— Job —
Show all lines holding "document".

— Provided entries —
============================================================

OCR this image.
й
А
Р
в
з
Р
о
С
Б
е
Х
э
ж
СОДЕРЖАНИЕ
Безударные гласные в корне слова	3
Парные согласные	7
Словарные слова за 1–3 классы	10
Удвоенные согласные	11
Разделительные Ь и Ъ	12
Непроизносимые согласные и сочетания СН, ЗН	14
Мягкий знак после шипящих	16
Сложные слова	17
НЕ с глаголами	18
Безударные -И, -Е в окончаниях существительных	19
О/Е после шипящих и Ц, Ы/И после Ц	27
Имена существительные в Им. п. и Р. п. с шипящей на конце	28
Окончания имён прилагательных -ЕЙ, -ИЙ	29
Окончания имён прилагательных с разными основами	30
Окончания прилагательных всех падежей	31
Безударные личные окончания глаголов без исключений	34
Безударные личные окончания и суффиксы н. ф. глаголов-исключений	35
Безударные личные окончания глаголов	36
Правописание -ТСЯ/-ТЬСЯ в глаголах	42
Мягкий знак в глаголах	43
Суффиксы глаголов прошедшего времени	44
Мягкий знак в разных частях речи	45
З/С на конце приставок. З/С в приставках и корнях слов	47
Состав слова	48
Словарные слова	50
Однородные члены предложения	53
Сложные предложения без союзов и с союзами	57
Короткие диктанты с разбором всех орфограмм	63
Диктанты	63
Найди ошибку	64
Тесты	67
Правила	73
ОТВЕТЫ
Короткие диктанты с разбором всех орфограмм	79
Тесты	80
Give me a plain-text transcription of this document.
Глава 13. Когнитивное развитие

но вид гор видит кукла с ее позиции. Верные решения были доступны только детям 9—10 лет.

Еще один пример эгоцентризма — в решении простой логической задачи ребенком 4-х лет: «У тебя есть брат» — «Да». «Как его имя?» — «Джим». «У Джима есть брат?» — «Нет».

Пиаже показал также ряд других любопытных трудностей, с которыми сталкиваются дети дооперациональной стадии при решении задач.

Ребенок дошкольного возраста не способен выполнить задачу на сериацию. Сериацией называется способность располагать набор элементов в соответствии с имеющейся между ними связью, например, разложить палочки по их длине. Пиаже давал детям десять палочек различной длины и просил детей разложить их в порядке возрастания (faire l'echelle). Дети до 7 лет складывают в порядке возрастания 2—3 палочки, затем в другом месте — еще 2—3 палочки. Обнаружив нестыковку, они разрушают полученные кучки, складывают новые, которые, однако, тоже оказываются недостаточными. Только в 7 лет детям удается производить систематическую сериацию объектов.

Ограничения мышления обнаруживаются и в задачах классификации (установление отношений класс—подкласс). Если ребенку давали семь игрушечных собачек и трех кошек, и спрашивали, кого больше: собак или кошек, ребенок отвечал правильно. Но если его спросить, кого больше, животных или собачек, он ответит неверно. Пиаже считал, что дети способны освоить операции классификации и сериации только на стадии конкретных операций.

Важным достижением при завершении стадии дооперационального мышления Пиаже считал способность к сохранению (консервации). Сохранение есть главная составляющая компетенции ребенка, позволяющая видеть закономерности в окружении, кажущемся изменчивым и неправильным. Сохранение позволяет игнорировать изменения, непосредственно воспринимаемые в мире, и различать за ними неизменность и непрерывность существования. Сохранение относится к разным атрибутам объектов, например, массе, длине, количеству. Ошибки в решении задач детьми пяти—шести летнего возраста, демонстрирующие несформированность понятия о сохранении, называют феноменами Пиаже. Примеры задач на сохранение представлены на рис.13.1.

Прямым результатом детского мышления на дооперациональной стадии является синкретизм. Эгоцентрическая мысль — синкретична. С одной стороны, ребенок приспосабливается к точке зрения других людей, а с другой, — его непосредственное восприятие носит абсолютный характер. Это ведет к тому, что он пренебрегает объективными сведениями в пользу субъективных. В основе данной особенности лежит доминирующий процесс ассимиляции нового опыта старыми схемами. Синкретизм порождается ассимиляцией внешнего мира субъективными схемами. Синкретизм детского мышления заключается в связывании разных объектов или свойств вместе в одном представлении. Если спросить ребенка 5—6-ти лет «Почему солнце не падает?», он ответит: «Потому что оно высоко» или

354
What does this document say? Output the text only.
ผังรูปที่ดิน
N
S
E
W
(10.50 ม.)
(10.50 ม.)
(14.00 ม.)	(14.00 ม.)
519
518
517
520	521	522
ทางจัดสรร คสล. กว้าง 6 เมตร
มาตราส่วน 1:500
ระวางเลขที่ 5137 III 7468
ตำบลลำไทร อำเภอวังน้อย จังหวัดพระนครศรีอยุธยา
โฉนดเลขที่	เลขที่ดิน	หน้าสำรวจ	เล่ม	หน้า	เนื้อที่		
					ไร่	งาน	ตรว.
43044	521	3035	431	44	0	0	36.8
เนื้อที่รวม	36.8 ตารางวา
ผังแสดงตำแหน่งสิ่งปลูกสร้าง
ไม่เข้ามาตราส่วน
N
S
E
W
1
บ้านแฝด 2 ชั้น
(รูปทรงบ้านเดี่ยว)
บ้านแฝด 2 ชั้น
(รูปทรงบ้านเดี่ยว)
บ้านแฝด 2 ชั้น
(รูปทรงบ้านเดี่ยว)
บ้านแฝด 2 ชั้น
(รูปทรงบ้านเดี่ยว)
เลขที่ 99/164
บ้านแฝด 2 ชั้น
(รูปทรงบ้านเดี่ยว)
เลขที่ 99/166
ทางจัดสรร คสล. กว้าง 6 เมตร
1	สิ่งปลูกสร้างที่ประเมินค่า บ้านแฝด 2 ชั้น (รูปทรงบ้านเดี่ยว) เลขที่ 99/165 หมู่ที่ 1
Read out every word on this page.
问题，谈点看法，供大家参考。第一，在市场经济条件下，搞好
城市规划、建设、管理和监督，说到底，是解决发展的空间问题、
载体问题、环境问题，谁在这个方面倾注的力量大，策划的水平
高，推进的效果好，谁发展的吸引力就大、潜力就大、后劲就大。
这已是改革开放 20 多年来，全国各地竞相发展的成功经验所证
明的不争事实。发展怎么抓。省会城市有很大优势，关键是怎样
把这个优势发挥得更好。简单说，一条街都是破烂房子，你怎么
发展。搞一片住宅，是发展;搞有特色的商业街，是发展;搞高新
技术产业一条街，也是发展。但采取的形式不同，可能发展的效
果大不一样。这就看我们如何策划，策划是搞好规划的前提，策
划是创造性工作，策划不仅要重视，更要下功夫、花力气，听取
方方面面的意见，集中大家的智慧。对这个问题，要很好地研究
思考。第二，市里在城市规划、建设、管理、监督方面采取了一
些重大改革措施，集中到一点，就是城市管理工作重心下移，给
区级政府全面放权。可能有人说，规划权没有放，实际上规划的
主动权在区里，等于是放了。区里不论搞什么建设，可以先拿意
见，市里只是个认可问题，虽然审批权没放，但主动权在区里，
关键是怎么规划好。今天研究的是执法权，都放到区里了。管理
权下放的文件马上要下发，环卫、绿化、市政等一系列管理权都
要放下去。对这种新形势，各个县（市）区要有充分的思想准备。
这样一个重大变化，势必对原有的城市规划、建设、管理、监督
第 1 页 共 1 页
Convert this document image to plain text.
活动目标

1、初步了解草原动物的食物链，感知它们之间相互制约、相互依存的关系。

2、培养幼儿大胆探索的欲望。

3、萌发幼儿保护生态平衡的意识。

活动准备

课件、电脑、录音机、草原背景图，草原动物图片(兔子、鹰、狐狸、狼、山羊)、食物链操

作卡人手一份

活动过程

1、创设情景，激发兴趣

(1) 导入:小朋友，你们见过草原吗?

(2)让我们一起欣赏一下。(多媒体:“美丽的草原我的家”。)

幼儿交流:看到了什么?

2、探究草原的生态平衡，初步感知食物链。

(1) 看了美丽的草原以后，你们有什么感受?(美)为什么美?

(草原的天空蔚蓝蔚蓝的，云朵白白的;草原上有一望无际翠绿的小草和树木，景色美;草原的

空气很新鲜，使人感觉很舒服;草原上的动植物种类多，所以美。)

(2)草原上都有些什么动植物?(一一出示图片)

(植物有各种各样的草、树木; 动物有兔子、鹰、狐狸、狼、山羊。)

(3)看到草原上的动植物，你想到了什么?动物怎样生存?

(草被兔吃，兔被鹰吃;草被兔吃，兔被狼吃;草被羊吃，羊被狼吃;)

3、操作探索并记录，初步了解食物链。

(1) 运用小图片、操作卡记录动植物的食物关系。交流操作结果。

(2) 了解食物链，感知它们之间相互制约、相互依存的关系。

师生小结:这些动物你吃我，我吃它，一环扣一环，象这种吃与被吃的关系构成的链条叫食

============================================================

— Correct answer —
Give me a plain-text transcription of this document.
What does this document say? Output the text only.
Convert this document image to plain text.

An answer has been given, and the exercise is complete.